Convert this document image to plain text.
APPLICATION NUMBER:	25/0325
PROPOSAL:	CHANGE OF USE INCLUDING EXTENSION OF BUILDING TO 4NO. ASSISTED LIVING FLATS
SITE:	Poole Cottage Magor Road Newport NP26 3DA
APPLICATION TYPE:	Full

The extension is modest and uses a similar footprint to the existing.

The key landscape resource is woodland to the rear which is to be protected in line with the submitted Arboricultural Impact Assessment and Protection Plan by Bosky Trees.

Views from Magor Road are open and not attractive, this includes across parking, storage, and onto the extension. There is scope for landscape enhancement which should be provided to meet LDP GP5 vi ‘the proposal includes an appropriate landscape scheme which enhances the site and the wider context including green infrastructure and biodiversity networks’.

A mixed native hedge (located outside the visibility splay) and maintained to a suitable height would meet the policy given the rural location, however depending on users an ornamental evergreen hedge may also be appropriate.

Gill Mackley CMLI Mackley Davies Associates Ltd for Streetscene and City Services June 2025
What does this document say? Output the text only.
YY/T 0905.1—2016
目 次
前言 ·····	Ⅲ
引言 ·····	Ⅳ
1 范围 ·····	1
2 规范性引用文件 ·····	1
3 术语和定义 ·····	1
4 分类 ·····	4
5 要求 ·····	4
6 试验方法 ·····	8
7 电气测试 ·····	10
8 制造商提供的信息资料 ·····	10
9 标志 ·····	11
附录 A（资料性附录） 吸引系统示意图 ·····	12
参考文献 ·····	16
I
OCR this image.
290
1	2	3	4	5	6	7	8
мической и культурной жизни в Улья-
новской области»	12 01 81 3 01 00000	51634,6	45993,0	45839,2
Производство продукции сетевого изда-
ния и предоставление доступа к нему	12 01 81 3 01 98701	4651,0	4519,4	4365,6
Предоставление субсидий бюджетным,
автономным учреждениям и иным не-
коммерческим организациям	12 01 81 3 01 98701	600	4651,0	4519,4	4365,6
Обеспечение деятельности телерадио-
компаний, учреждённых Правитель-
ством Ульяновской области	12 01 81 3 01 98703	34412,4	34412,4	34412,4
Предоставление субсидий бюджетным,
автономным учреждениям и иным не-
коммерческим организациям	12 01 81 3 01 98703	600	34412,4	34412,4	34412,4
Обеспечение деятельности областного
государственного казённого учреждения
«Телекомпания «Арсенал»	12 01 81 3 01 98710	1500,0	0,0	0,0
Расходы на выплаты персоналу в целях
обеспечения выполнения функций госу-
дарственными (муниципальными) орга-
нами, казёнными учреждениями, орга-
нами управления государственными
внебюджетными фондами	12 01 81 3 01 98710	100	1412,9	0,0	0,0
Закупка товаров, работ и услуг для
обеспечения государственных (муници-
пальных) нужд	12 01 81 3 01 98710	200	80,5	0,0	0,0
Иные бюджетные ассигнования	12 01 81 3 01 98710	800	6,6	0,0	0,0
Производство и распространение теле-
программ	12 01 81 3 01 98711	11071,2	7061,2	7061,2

──────────────────────────────

Print the material above once more, exactly.

Convert this document image to plain text.
APPLICATION NUMBER:	25/0325
PROPOSAL:	CHANGE OF USE INCLUDING EXTENSION OF BUILDING TO 4NO. ASSISTED LIVING FLATS
SITE:	Poole Cottage Magor Road Newport NP26 3DA
APPLICATION TYPE:	Full

The extension is modest and uses a similar footprint to the existing.

The key landscape resource is woodland to the rear which is to be protected in line with the submitted Arboricultural Impact Assessment and Protection Plan by Bosky Trees.

Views from Magor Road are open and not attractive, this includes across parking, storage, and onto the extension. There is scope for landscape enhancement which should be provided to meet LDP GP5 vi ‘the proposal includes an appropriate landscape scheme which enhances the site and the wider context including green infrastructure and biodiversity networks’.

A mixed native hedge (located outside the visibility splay) and maintained to a suitable height would meet the policy given the rural location, however depending on users an ornamental evergreen hedge may also be appropriate.

Gill Mackley CMLI Mackley Davies Associates Ltd for Streetscene and City Services June 2025
What does this document say? Output the text only.
YY/T 0905.1—2016
目 次
前言 ·····	Ⅲ
引言 ·····	Ⅳ
1 范围 ·····	1
2 规范性引用文件 ·····	1
3 术语和定义 ·····	1
4 分类 ·····	4
5 要求 ·····	4
6 试验方法 ·····	8
7 电气测试 ·····	10
8 制造商提供的信息资料 ·····	10
9 标志 ·····	11
附录 A（资料性附录） 吸引系统示意图 ·····	12
参考文献 ·····	16
I
OCR this image.
290
1	2	3	4	5	6	7	8
мической и культурной жизни в Улья-
новской области»	12 01 81 3 01 00000	51634,6	45993,0	45839,2
Производство продукции сетевого изда-
ния и предоставление доступа к нему	12 01 81 3 01 98701	4651,0	4519,4	4365,6
Предоставление субсидий бюджетным,
автономным учреждениям и иным не-
коммерческим организациям	12 01 81 3 01 98701	600	4651,0	4519,4	4365,6
Обеспечение деятельности телерадио-
компаний, учреждённых Правитель-
ством Ульяновской области	12 01 81 3 01 98703	34412,4	34412,4	34412,4
Предоставление субсидий бюджетным,
автономным учреждениям и иным не-
коммерческим организациям	12 01 81 3 01 98703	600	34412,4	34412,4	34412,4
Обеспечение деятельности областного
государственного казённого учреждения
«Телекомпания «Арсенал»	12 01 81 3 01 98710	1500,0	0,0	0,0
Расходы на выплаты персоналу в целях
обеспечения выполнения функций госу-
дарственными (муниципальными) орга-
нами, казёнными учреждениями, орга-
нами управления государственными
внебюджетными фондами	12 01 81 3 01 98710	100	1412,9	0,0	0,0
Закупка товаров, работ и услуг для
обеспечения государственных (муници-
пальных) нужд	12 01 81 3 01 98710	200	80,5	0,0	0,0
Иные бюджетные ассигнования	12 01 81 3 01 98710	800	6,6	0,0	0,0
Производство и распространение теле-
программ	12 01 81 3 01 98711	11071,2	7061,2	7061,2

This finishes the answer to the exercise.